#### RECORDED DATA ####
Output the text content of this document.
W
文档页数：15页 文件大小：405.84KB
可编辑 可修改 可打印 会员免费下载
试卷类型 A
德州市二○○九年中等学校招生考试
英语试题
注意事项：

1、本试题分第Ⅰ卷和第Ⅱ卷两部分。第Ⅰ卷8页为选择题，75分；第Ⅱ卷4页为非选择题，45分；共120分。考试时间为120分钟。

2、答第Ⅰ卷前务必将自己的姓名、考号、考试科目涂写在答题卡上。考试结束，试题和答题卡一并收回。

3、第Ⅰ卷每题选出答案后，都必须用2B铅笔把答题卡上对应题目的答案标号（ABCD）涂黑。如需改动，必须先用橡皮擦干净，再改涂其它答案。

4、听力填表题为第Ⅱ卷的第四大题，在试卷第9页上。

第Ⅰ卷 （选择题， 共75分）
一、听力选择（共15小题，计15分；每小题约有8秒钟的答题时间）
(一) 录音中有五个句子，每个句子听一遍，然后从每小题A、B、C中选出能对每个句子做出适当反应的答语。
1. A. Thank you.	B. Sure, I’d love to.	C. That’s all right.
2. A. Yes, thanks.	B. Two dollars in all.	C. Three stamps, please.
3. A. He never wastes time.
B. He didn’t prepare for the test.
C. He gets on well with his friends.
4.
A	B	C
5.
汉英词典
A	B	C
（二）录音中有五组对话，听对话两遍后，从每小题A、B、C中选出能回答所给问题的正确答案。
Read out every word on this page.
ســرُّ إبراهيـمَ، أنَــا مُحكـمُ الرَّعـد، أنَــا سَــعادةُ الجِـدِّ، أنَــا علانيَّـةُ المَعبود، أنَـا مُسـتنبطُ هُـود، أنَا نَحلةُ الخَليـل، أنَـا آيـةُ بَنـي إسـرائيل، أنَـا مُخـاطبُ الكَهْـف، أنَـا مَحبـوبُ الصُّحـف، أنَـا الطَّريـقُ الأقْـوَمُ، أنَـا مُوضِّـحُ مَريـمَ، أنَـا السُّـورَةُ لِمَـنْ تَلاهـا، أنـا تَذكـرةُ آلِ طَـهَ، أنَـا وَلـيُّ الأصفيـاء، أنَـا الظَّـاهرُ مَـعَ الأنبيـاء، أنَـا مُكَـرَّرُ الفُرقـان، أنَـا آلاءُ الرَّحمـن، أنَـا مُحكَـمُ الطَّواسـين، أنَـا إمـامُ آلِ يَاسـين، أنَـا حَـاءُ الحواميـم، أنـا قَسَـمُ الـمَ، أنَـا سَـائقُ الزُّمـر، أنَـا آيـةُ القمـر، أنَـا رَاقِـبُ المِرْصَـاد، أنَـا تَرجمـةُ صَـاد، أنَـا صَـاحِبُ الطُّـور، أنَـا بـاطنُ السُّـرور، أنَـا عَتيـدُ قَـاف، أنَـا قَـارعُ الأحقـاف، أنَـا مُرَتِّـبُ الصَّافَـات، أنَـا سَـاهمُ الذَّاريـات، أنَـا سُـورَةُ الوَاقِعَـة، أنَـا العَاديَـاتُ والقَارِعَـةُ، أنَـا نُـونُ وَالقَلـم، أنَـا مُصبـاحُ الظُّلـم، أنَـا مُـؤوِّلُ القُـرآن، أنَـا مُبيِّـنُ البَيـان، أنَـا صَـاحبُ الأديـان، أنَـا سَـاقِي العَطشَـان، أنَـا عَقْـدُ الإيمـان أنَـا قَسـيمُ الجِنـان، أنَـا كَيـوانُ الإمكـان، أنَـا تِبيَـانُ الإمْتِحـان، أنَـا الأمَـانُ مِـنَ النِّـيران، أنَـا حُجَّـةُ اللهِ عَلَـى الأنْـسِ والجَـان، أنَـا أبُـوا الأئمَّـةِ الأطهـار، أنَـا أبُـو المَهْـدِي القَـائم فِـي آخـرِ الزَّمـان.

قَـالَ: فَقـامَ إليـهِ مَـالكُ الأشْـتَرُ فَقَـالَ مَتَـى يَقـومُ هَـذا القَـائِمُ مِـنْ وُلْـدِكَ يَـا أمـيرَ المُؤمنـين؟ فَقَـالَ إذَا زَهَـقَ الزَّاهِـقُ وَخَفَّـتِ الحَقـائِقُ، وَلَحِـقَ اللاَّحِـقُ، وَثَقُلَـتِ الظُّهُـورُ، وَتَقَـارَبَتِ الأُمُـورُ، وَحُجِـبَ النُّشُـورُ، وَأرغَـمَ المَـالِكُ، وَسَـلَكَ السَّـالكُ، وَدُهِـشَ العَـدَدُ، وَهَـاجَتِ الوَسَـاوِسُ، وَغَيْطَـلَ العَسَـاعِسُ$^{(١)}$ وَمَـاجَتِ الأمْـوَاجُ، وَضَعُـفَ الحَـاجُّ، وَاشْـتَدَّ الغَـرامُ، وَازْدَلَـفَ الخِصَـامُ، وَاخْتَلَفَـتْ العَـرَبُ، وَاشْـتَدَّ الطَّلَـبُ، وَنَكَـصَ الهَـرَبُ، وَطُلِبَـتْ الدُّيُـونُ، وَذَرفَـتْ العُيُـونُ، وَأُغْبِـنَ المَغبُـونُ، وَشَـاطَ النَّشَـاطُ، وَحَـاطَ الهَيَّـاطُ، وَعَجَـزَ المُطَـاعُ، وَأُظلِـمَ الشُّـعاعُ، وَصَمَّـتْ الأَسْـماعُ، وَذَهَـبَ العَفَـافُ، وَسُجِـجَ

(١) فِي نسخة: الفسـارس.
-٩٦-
####
Gather and return every line that holds the string "this".

▶ [RESPONSE TO THE TASK]
Output the text content of this document.
Read out every word on this page.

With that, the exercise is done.